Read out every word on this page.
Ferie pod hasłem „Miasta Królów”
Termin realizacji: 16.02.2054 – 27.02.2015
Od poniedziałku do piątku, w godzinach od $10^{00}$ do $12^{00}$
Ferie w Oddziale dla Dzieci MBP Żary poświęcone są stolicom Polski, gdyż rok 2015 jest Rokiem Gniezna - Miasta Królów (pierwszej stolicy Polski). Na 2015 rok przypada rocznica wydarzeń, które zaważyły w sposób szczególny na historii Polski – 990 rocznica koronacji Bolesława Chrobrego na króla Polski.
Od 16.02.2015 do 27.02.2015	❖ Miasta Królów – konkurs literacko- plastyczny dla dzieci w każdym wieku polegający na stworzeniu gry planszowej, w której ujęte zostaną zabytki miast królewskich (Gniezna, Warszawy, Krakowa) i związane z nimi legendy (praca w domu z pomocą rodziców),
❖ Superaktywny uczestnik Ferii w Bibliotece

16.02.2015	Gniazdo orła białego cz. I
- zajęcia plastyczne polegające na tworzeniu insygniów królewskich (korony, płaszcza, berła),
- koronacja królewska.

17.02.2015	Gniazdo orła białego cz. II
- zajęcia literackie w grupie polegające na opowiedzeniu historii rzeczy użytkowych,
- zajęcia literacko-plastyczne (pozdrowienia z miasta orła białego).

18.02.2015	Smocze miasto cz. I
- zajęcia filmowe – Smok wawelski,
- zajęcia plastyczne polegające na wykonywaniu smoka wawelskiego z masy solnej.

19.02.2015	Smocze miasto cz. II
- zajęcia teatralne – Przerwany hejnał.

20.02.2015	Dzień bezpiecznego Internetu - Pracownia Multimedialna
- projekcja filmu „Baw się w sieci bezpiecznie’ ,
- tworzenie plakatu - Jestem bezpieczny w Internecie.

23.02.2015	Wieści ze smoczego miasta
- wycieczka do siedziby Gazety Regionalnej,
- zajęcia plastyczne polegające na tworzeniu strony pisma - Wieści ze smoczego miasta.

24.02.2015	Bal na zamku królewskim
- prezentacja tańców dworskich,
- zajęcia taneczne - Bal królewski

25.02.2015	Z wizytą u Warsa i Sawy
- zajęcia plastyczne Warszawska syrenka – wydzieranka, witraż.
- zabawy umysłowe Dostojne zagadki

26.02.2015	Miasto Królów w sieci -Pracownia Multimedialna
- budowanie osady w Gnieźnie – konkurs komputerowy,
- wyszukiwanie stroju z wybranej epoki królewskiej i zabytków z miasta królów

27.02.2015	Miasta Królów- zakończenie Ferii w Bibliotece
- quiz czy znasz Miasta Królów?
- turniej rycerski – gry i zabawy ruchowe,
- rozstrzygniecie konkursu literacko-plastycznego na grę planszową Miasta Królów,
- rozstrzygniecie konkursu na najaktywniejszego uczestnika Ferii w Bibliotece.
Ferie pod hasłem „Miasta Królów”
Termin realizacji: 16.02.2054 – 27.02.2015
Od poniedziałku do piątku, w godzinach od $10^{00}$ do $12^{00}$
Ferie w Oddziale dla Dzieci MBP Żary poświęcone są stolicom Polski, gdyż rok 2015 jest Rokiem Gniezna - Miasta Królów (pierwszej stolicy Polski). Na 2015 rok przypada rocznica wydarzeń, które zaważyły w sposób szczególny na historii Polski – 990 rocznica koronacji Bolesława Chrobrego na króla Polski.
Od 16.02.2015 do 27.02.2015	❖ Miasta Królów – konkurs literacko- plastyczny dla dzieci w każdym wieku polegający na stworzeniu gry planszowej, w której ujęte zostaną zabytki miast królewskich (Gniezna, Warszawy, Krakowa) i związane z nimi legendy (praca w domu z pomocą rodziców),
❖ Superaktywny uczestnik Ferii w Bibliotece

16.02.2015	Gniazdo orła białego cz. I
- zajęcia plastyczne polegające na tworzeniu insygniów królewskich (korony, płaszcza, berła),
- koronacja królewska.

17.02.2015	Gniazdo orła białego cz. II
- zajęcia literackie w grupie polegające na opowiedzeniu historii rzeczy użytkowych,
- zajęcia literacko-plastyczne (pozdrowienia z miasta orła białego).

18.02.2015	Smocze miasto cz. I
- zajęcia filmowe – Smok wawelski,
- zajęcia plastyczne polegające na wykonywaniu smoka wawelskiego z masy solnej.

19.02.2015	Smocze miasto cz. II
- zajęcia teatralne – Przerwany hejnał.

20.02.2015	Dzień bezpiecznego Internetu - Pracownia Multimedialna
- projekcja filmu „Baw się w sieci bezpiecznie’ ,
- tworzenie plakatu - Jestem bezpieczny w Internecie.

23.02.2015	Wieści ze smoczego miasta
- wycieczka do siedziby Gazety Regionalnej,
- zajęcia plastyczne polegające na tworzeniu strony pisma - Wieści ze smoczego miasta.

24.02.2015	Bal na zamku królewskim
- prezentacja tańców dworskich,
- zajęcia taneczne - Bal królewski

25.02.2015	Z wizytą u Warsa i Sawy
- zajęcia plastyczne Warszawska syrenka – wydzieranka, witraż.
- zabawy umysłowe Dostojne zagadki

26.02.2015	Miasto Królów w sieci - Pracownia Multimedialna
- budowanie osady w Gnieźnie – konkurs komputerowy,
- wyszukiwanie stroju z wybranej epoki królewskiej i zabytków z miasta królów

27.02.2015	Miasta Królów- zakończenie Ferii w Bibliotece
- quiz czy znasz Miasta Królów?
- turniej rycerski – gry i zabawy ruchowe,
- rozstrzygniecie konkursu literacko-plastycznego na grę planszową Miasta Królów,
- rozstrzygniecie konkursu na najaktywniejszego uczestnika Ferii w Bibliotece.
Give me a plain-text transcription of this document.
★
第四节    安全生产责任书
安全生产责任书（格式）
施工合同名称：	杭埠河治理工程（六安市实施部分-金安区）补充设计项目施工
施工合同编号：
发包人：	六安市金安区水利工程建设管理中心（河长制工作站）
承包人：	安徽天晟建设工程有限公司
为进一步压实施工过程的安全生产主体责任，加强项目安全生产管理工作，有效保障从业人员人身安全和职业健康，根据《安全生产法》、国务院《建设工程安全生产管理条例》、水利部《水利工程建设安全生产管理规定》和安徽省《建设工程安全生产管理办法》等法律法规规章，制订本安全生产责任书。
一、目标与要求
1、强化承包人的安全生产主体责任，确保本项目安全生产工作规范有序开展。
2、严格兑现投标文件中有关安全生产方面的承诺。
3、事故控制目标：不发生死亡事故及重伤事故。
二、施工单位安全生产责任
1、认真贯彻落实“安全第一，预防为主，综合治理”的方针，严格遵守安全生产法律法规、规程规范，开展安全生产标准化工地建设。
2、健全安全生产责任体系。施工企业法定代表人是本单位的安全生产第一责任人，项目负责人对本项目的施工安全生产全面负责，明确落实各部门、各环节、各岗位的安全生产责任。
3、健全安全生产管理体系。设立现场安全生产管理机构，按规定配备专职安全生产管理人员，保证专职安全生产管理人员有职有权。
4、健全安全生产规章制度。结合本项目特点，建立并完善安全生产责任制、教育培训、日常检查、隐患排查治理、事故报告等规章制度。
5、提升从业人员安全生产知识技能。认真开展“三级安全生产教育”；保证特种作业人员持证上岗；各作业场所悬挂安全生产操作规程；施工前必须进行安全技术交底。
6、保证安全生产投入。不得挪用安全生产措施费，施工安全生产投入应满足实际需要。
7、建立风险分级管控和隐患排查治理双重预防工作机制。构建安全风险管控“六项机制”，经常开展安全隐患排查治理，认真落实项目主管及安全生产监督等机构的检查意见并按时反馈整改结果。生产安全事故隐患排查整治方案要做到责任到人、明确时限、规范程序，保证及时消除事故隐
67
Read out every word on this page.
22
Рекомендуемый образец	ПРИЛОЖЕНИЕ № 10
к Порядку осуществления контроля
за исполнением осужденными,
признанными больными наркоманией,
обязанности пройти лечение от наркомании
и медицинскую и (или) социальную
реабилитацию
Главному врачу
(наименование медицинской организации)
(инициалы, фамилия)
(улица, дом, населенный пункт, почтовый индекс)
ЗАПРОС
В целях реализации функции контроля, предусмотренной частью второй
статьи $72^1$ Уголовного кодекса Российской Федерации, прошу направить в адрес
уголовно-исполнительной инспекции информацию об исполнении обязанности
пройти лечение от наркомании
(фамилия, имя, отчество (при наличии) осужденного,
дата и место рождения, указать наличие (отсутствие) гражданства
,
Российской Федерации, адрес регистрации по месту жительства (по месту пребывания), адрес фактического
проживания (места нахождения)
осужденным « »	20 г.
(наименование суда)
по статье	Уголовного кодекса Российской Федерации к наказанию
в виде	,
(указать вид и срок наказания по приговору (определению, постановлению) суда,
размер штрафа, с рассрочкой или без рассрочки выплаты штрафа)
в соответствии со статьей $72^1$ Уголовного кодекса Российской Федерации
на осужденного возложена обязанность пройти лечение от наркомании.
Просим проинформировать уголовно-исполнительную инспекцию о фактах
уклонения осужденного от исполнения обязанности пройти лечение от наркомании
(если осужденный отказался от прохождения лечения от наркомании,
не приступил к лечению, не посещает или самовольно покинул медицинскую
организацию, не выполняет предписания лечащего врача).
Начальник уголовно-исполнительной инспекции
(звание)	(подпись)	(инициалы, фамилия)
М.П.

__PROBLEM REQUIREMENTS__:
How many lines in the records above contain the word "фамилия"? Reply with the number alone.

__SOLUTION TO THIS EXERCISE__:
3